Exercise details.
Read through the data and report every line in which the word "образований" occurs.

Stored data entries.
· · · · ·

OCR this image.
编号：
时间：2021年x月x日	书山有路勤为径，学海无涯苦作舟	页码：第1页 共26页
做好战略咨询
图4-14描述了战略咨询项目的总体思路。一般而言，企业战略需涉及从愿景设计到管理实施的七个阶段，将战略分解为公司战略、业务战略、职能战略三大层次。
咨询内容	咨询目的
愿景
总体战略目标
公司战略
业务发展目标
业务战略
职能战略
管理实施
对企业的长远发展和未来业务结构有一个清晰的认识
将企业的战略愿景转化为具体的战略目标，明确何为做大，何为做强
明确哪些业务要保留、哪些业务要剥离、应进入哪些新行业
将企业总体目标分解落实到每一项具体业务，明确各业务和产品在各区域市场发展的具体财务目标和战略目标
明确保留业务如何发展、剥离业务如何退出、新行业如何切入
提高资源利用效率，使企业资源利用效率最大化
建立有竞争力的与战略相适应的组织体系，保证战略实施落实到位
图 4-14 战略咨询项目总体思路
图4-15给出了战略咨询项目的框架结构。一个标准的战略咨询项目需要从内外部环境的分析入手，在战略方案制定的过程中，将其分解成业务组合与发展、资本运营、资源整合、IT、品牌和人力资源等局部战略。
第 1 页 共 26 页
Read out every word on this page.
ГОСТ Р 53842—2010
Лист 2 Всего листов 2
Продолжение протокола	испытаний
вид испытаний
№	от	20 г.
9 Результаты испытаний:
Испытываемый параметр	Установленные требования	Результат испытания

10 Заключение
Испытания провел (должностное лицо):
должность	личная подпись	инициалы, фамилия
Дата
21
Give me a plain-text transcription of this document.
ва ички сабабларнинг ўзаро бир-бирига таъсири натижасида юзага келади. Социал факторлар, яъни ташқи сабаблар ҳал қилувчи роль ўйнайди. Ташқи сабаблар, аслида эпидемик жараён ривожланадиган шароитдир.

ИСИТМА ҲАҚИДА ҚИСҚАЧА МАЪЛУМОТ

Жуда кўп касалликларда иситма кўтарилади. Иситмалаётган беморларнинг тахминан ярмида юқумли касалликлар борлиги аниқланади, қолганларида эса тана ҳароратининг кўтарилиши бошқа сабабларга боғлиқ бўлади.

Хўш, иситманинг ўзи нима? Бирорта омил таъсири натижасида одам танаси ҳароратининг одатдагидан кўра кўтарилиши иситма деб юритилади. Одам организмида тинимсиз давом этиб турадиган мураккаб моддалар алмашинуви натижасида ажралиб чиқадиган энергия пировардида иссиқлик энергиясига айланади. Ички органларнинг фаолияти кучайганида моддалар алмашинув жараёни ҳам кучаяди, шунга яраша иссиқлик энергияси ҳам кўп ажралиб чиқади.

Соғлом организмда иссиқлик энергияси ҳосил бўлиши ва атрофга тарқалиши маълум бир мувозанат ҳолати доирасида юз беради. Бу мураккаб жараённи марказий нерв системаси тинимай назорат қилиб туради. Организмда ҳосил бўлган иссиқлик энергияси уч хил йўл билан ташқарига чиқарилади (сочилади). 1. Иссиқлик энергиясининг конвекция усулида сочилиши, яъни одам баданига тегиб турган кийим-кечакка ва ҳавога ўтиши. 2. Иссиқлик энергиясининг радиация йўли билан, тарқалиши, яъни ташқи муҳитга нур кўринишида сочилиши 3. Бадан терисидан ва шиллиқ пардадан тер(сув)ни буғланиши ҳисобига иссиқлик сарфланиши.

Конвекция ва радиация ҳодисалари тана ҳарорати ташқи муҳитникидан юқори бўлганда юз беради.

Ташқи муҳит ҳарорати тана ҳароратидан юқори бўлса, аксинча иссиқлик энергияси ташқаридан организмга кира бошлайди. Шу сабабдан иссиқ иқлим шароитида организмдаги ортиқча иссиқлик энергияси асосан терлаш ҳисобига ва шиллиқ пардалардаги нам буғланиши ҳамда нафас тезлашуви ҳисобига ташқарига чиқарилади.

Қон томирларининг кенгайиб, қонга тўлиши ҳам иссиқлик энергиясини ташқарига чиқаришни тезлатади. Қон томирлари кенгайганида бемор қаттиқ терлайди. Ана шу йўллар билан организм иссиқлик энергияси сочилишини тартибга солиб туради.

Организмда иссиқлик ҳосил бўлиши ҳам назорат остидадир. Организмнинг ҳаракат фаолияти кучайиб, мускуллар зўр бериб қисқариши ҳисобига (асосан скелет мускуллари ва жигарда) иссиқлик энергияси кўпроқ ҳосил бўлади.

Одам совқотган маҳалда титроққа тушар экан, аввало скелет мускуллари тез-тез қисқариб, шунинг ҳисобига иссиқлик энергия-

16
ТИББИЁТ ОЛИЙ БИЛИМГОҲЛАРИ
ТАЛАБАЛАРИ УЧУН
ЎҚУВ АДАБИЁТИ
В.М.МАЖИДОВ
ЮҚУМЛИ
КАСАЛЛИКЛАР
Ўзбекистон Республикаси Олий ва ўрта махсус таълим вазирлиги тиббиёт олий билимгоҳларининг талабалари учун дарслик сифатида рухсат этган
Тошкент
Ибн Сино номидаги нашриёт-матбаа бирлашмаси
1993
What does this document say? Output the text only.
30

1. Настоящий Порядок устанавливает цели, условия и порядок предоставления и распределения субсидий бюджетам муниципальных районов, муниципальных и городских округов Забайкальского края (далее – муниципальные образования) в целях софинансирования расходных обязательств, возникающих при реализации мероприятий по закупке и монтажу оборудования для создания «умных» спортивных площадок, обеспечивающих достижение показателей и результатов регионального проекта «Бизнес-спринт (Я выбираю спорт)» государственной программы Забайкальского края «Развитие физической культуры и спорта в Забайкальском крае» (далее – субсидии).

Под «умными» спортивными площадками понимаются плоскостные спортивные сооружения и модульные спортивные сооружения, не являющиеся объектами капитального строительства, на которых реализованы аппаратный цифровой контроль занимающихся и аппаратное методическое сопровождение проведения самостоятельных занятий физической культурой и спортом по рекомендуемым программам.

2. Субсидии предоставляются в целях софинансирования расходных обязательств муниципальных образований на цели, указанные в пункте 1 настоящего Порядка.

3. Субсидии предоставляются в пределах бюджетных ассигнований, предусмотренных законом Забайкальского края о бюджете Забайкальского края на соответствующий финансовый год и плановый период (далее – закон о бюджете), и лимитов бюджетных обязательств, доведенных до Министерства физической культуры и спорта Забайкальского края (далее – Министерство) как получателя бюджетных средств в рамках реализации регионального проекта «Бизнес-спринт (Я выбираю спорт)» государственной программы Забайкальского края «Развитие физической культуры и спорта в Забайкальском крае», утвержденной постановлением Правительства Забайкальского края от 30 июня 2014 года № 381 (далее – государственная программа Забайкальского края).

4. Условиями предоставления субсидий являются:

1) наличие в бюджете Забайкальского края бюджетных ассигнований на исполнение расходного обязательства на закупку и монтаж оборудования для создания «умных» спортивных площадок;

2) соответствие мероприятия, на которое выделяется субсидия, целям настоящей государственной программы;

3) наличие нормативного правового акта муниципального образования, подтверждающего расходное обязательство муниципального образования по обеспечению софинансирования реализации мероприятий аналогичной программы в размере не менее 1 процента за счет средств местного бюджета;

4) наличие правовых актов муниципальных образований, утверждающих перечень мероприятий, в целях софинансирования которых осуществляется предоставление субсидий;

· · · · ·

Full solution.
2. Субсидии предоставляются в целях софинансирования расходных обязательств муниципальных образований на цели, указанные в пункте 1 настоящего Порядка.
4) наличие правовых актов муниципальных образований, утверждающих перечень мероприятий, в целях софинансирования которых осуществляется предоставление субсидий;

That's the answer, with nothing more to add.